** start **

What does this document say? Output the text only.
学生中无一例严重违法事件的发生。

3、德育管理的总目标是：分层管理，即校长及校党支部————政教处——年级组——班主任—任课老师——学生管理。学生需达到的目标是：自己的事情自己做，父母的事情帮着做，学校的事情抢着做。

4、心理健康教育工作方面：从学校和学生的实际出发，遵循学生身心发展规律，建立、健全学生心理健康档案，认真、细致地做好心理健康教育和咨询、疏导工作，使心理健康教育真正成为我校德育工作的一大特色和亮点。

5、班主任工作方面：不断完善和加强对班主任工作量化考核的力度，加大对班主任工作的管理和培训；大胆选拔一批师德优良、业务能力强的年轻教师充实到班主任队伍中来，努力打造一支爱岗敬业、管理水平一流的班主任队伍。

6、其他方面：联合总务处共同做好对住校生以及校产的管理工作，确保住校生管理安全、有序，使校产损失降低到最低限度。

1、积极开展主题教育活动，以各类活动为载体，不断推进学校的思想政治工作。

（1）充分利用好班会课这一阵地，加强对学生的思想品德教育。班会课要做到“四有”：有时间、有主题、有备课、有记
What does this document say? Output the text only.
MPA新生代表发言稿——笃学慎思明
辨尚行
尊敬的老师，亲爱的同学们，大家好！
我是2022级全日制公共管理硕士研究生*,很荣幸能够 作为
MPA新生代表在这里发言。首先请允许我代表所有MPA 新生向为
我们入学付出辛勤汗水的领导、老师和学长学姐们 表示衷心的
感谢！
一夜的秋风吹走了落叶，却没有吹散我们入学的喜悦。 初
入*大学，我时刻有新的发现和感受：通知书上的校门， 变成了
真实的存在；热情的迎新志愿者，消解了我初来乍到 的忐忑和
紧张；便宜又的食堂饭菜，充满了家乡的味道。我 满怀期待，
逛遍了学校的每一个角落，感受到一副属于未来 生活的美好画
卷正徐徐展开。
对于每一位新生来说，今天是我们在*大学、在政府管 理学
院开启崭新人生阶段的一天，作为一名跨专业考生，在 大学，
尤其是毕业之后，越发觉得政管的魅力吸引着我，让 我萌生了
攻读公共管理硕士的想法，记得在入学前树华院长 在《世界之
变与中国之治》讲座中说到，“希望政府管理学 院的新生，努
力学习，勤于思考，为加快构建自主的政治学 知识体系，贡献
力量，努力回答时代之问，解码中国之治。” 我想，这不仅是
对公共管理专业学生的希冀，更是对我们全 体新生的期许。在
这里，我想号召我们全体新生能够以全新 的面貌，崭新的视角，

** end **

Reproduce the material verbatim, line by line.

SOLUTION FOR THIS PROBLEM —
What does this document say? Output the text only.
学生中无一例严重违法事件的发生。

3、德育管理的总目标是：分层管理，即校长及校党支部————政教处——年级组——班主任—任课老师——学生管理。学生需达到的目标是：自己的事情自己做，父母的事情帮着做，学校的事情抢着做。

4、心理健康教育工作方面：从学校和学生的实际出发，遵循学生身心发展规律，建立、健全学生心理健康档案，认真、细致地做好心理健康教育和咨询、疏导工作，使心理健康教育真正成为我校德育工作的一大特色和亮点。

5、班主任工作方面：不断完善和加强对班主任工作量化考核的力度，加大对班主任工作的管理和培训；大胆选拔一批师德优良、业务能力强的年轻教师充实到班主任队伍中来，努力打造一支爱岗敬业、管理水平一流的班主任队伍。

6、其他方面：联合总务处共同做好对住校生以及校产的管理工作，确保住校生管理安全、有序，使校产损失降低到最低限度。

1、积极开展主题教育活动，以各类活动为载体，不断推进学校的思想政治工作。

（1）充分利用好班会课这一阵地，加强对学生的思想品德教育。班会课要做到“四有”：有时间、有主题、有备课、有记
What does this document say? Output the text only.
MPA新生代表发言稿——笃学慎思明
辨尚行
尊敬的老师，亲爱的同学们，大家好！
我是2022级全日制公共管理硕士研究生*,很荣幸能够 作为
MPA新生代表在这里发言。首先请允许我代表所有MPA 新生向为
我们入学付出辛勤汗水的领导、老师和学长学姐们 表示衷心的
感谢！
一夜的秋风吹走了落叶，却没有吹散我们入学的喜悦。 初
入*大学，我时刻有新的发现和感受：通知书上的校门， 变成了
真实的存在；热情的迎新志愿者，消解了我初来乍到 的忐忑和
紧张；便宜又的食堂饭菜，充满了家乡的味道。我 满怀期待，
逛遍了学校的每一个角落，感受到一副属于未来 生活的美好画
卷正徐徐展开。
对于每一位新生来说，今天是我们在*大学、在政府管 理学
院开启崭新人生阶段的一天，作为一名跨专业考生，在 大学，
尤其是毕业之后，越发觉得政管的魅力吸引着我，让 我萌生了
攻读公共管理硕士的想法，记得在入学前树华院长 在《世界之
变与中国之治》讲座中说到，“希望政府管理学 院的新生，努
力学习，勤于思考，为加快构建自主的政治学 知识体系，贡献
力量，努力回答时代之问，解码中国之治。” 我想，这不仅是
对公共管理专业学生的希冀，更是对我们全 体新生的期许。在
这里，我想号召我们全体新生能够以全新 的面貌，崭新的视角，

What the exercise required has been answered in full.